Task data:
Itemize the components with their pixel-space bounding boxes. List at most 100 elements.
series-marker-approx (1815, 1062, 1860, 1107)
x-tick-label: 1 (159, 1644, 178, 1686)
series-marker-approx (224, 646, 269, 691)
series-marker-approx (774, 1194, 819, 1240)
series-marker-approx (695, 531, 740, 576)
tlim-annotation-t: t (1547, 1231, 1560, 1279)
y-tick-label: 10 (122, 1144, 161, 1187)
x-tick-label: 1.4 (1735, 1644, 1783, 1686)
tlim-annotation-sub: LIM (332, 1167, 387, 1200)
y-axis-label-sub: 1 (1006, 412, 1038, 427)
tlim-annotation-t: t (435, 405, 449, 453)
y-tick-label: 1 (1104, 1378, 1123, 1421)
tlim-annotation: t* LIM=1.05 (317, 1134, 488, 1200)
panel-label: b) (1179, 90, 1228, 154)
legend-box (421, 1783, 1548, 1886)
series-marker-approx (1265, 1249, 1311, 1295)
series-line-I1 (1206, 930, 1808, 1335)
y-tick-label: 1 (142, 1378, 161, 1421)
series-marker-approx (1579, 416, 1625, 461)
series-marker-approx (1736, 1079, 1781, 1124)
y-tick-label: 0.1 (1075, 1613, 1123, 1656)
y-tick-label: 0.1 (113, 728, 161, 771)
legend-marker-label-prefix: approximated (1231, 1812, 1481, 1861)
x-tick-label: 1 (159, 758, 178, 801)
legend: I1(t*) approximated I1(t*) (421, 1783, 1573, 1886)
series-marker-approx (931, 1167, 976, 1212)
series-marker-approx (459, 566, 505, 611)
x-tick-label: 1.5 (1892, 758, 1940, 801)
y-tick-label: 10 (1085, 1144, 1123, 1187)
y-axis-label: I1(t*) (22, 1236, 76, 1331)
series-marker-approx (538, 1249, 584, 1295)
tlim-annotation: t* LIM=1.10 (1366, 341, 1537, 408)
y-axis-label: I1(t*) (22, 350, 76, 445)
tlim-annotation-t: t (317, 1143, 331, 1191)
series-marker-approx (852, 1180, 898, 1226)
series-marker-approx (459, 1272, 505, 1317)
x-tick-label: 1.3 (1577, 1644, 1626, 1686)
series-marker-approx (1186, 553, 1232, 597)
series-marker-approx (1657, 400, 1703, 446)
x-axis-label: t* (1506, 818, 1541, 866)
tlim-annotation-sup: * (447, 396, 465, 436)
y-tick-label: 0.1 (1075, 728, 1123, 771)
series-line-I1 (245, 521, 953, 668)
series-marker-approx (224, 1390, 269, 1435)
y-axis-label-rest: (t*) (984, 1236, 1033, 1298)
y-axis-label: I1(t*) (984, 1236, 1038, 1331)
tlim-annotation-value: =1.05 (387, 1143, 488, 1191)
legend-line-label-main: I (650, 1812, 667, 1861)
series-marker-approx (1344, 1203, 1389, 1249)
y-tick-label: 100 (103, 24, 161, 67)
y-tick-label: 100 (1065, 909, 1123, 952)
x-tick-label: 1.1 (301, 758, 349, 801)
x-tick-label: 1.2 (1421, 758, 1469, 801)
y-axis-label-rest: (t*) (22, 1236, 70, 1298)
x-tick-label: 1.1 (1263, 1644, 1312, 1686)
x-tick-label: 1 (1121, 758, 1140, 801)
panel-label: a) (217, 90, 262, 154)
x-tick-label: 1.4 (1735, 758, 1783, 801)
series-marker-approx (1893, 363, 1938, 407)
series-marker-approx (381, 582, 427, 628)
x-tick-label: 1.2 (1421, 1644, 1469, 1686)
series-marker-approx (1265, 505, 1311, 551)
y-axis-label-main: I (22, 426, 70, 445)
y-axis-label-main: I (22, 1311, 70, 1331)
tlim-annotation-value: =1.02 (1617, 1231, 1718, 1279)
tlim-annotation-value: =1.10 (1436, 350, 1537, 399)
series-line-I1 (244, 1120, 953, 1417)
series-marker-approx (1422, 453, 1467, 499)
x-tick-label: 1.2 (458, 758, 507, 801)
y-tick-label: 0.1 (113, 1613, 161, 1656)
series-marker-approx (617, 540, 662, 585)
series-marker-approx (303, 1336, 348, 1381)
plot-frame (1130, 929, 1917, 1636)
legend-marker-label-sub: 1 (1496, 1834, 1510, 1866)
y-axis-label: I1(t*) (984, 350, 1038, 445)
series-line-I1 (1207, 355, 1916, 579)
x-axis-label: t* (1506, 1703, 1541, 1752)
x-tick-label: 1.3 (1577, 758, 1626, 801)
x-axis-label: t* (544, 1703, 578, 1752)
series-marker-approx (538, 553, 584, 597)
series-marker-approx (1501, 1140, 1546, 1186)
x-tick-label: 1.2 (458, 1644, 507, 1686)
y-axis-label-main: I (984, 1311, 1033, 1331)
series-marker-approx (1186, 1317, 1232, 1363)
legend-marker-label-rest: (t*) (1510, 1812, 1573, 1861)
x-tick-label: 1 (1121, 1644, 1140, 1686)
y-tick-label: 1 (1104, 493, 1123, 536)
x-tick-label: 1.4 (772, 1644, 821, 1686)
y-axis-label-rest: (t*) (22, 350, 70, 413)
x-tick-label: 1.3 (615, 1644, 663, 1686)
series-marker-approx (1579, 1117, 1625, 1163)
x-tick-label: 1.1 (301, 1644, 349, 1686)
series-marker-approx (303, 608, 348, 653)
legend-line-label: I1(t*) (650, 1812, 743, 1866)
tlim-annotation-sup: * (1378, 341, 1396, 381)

Written request:
Show each line of the items above that contains the string "legend". Letter case matters.

Expected answer:
legend-box (421, 1783, 1548, 1886)
legend-marker-label-prefix: approximated (1231, 1812, 1481, 1861)
legend: I1(t*) approximated I1(t*) (421, 1783, 1573, 1886)
legend-line-label-main: I (650, 1812, 667, 1861)
legend-marker-label-sub: 1 (1496, 1834, 1510, 1866)
legend-marker-label-rest: (t*) (1510, 1812, 1573, 1861)
legend-line-label: I1(t*) (650, 1812, 743, 1866)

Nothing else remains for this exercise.